:: Problem statement ::
The exercise asks for every line of the data to be reproduced exactly.

:: Listed entries ::
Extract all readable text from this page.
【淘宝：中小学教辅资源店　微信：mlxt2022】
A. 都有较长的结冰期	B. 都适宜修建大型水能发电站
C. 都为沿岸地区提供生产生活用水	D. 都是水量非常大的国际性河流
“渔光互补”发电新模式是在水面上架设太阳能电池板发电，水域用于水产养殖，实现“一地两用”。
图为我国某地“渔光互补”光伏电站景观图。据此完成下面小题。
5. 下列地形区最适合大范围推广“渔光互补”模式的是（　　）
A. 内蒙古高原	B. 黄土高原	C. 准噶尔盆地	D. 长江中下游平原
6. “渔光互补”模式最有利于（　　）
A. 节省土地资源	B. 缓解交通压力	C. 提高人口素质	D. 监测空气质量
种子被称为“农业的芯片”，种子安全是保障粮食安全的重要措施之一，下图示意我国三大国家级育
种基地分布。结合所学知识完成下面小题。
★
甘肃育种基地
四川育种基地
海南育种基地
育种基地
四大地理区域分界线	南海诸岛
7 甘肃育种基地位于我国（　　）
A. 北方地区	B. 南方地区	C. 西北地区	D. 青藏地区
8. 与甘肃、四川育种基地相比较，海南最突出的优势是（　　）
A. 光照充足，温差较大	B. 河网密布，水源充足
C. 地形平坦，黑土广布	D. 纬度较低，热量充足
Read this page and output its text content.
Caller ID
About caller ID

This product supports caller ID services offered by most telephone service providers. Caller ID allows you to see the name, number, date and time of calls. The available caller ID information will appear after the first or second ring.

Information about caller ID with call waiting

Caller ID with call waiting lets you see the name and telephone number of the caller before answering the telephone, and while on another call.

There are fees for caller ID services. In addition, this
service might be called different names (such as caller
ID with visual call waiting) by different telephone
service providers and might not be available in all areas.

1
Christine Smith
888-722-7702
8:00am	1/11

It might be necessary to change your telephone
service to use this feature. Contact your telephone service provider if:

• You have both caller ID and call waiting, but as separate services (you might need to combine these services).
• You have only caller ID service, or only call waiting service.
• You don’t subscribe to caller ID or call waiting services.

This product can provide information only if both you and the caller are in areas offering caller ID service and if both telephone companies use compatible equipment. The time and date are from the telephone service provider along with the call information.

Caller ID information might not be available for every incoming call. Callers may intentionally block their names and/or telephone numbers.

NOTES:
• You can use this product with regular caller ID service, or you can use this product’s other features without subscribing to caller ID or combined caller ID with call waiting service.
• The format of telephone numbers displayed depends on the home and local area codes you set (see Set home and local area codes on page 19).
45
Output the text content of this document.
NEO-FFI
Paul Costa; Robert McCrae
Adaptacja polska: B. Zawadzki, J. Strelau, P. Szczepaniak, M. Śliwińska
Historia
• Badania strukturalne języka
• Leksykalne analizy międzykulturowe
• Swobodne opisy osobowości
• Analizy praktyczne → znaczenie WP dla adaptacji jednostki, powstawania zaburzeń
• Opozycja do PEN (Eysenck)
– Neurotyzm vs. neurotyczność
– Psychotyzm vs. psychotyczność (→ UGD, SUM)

:: Exercise response ::
Extract all readable text from this page.
【淘宝：中小学教辅资源店　微信：mlxt2022】
A. 都有较长的结冰期	B. 都适宜修建大型水能发电站
C. 都为沿岸地区提供生产生活用水	D. 都是水量非常大的国际性河流
“渔光互补”发电新模式是在水面上架设太阳能电池板发电，水域用于水产养殖，实现“一地两用”。
图为我国某地“渔光互补”光伏电站景观图。据此完成下面小题。
5. 下列地形区最适合大范围推广“渔光互补”模式的是（　　）
A. 内蒙古高原	B. 黄土高原	C. 准噶尔盆地	D. 长江中下游平原
6. “渔光互补”模式最有利于（　　）
A. 节省土地资源	B. 缓解交通压力	C. 提高人口素质	D. 监测空气质量
种子被称为“农业的芯片”，种子安全是保障粮食安全的重要措施之一，下图示意我国三大国家级育
种基地分布。结合所学知识完成下面小题。
★
甘肃育种基地
四川育种基地
海南育种基地
育种基地
四大地理区域分界线	南海诸岛
7 甘肃育种基地位于我国（　　）
A. 北方地区	B. 南方地区	C. 西北地区	D. 青藏地区
8. 与甘肃、四川育种基地相比较，海南最突出的优势是（　　）
A. 光照充足，温差较大	B. 河网密布，水源充足
C. 地形平坦，黑土广布	D. 纬度较低，热量充足
Read this page and output its text content.
Caller ID
About caller ID

This product supports caller ID services offered by most telephone service providers. Caller ID allows you to see the name, number, date and time of calls. The available caller ID information will appear after the first or second ring.

Information about caller ID with call waiting

Caller ID with call waiting lets you see the name and telephone number of the caller before answering the telephone, and while on another call.

There are fees for caller ID services. In addition, this
service might be called different names (such as caller
ID with visual call waiting) by different telephone
service providers and might not be available in all areas.

1
Christine Smith
888-722-7702
8:00am	1/11

It might be necessary to change your telephone
service to use this feature. Contact your telephone service provider if:

• You have both caller ID and call waiting, but as separate services (you might need to combine these services).
• You have only caller ID service, or only call waiting service.
• You don’t subscribe to caller ID or call waiting services.

This product can provide information only if both you and the caller are in areas offering caller ID service and if both telephone companies use compatible equipment. The time and date are from the telephone service provider along with the call information.

Caller ID information might not be available for every incoming call. Callers may intentionally block their names and/or telephone numbers.

NOTES:
• You can use this product with regular caller ID service, or you can use this product’s other features without subscribing to caller ID or combined caller ID with call waiting service.
• The format of telephone numbers displayed depends on the home and local area codes you set (see Set home and local area codes on page 19).
45
Output the text content of this document.
NEO-FFI
Paul Costa; Robert McCrae
Adaptacja polska: B. Zawadzki, J. Strelau, P. Szczepaniak, M. Śliwińska
Historia
• Badania strukturalne języka
• Leksykalne analizy międzykulturowe
• Swobodne opisy osobowości
• Analizy praktyczne → znaczenie WP dla adaptacji jednostki, powstawania zaburzeń
• Opozycja do PEN (Eysenck)
– Neurotyzm vs. neurotyczność
– Psychotyzm vs. psychotyczność (→ UGD, SUM)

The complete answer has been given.